> _Given data_:
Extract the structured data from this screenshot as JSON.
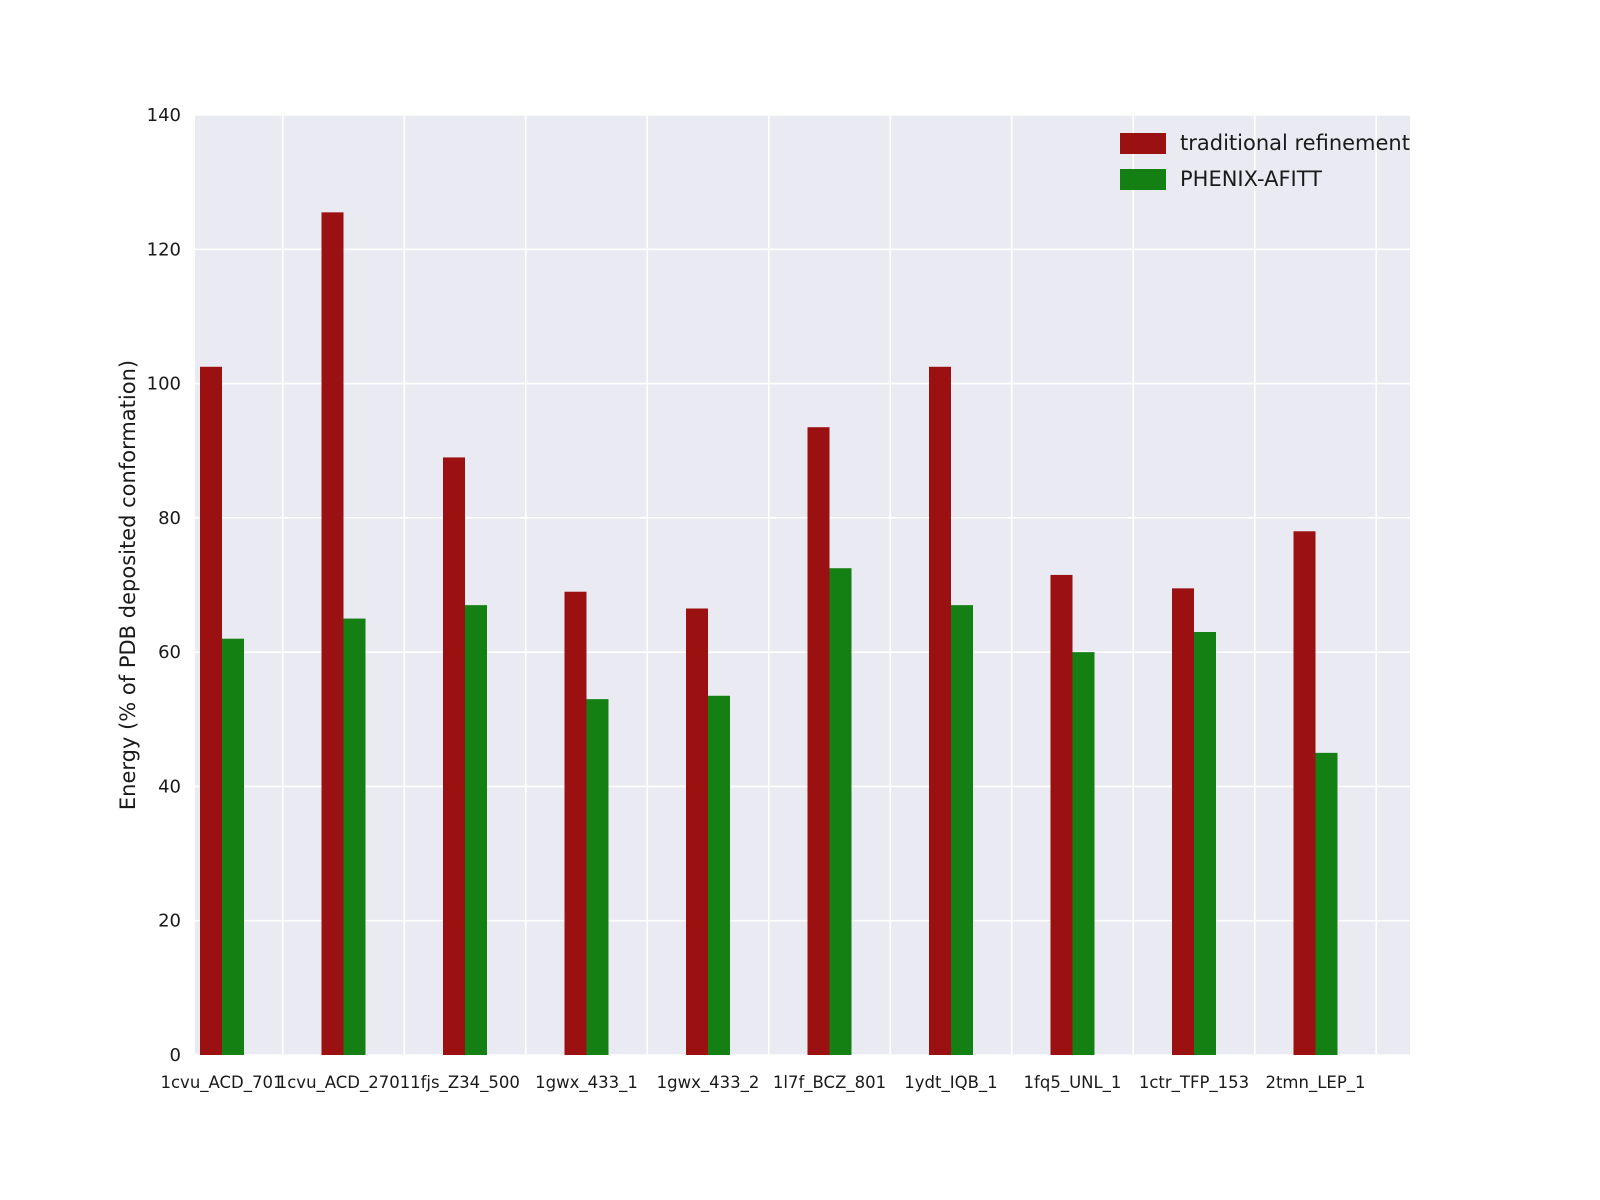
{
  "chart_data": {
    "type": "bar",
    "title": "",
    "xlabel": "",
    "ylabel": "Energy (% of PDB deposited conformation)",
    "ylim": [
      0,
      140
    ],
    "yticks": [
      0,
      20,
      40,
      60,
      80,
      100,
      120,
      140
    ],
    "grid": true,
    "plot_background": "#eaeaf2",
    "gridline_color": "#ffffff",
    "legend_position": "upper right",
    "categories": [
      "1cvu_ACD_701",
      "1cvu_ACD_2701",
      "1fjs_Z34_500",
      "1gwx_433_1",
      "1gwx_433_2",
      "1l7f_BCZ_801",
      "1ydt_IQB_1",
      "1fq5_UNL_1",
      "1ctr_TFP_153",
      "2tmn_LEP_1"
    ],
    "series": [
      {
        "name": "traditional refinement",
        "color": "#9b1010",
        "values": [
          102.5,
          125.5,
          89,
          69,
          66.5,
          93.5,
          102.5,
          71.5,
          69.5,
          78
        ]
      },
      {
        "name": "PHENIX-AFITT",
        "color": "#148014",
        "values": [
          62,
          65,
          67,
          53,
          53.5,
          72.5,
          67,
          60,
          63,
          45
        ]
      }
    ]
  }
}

> _Requirements_: Give all the lines above again, character for character, without pictures.

> _Solved exercise_:
Extract the structured data from this screenshot as JSON.
{
  "chart_data": {
    "type": "bar",
    "title": "",
    "xlabel": "",
    "ylabel": "Energy (% of PDB deposited conformation)",
    "ylim": [
      0,
      140
    ],
    "yticks": [
      0,
      20,
      40,
      60,
      80,
      100,
      120,
      140
    ],
    "grid": true,
    "plot_background": "#eaeaf2",
    "gridline_color": "#ffffff",
    "legend_position": "upper right",
    "categories": [
      "1cvu_ACD_701",
      "1cvu_ACD_2701",
      "1fjs_Z34_500",
      "1gwx_433_1",
      "1gwx_433_2",
      "1l7f_BCZ_801",
      "1ydt_IQB_1",
      "1fq5_UNL_1",
      "1ctr_TFP_153",
      "2tmn_LEP_1"
    ],
    "series": [
      {
        "name": "traditional refinement",
        "color": "#9b1010",
        "values": [
          102.5,
          125.5,
          89,
          69,
          66.5,
          93.5,
          102.5,
          71.5,
          69.5,
          78
        ]
      },
      {
        "name": "PHENIX-AFITT",
        "color": "#148014",
        "values": [
          62,
          65,
          67,
          53,
          53.5,
          72.5,
          67,
          60,
          63,
          45
        ]
      }
    ]
  }
}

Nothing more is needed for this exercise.